## AUSZUFÜHRENDE AUFGABE
Wer koordinierte laut dem Lerntext die europäische Polizeiaktion „Mos Maiorum“?

Diese Diskursstrategie hat sich seit 2014 angekündigt. Die europäische Polizeiaktion „Mos Maiorum“ unter der italienischen EU-Ratspräsidentschaft koordiniert vom damaligen italienischen Innenminister Angelino Alfano war nicht nur ein europaweites Racial-Profiling-Projekt zur Ergreifung illegalisierter Migrant_innen. Vielmehr war erklärtes Ziel eben auch die Zurückdrängung krimineller Organisationen. Die gedankliche Verbindung war gemacht, noch während andernorts die staatliche Rettungsaktion „Mare Nostrum“ lief. Als dann Anfang 2015 der wegen Bedrohung und Beleidigung von Antimafiaaktivist_innen verurteilte Produzent Francesco Sbano zusammen mit dem Bayerischen Rundfunk eine Doku drehte über „Migranten im Netz der ’Ndrangheta“ konnten einem klar werden, dass sich hier eine diskursive Verbindung verfestigen sollte.

## BEREITGESTELLTE DATEN
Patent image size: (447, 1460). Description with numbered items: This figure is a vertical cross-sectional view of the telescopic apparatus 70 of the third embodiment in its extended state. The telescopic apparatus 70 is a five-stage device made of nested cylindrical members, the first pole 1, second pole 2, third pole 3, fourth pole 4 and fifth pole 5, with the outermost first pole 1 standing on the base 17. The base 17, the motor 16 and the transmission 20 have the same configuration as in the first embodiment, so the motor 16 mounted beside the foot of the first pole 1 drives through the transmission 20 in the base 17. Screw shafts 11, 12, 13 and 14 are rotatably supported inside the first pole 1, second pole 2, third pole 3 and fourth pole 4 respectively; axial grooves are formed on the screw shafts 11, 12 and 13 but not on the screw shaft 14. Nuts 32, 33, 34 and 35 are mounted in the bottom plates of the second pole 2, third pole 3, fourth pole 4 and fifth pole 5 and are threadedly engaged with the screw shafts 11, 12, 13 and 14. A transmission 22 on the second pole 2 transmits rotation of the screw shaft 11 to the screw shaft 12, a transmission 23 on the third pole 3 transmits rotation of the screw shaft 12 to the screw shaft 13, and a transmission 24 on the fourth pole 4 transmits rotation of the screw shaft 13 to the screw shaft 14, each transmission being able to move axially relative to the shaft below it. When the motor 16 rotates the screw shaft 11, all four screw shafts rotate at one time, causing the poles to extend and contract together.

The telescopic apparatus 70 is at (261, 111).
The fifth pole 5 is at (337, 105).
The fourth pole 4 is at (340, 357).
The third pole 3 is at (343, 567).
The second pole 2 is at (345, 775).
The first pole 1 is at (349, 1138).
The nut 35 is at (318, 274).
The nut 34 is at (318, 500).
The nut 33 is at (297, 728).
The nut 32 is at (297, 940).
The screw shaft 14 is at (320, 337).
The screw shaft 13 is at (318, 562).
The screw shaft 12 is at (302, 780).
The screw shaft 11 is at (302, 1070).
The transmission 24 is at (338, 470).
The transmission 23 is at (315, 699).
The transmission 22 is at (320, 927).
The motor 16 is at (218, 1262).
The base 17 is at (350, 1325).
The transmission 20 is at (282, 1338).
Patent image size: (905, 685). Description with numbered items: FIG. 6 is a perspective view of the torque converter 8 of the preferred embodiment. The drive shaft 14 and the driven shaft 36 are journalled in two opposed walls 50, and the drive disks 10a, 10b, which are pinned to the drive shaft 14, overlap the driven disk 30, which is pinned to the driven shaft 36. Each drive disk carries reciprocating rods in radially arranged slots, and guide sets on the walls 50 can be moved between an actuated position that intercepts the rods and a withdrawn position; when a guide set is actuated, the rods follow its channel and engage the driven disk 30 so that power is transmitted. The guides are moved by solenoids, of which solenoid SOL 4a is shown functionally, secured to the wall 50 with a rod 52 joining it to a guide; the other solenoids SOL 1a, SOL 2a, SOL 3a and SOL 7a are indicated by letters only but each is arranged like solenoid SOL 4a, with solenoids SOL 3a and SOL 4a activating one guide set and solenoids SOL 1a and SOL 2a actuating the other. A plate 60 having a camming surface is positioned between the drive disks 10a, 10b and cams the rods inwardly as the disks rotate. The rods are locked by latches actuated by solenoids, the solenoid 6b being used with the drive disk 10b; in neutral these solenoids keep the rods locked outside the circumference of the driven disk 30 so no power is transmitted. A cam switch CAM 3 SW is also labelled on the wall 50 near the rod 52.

## SCHRIFTLICHE ANTWORT
Der damalige italienische Innenminister Angelino Alfano koordinierte sie.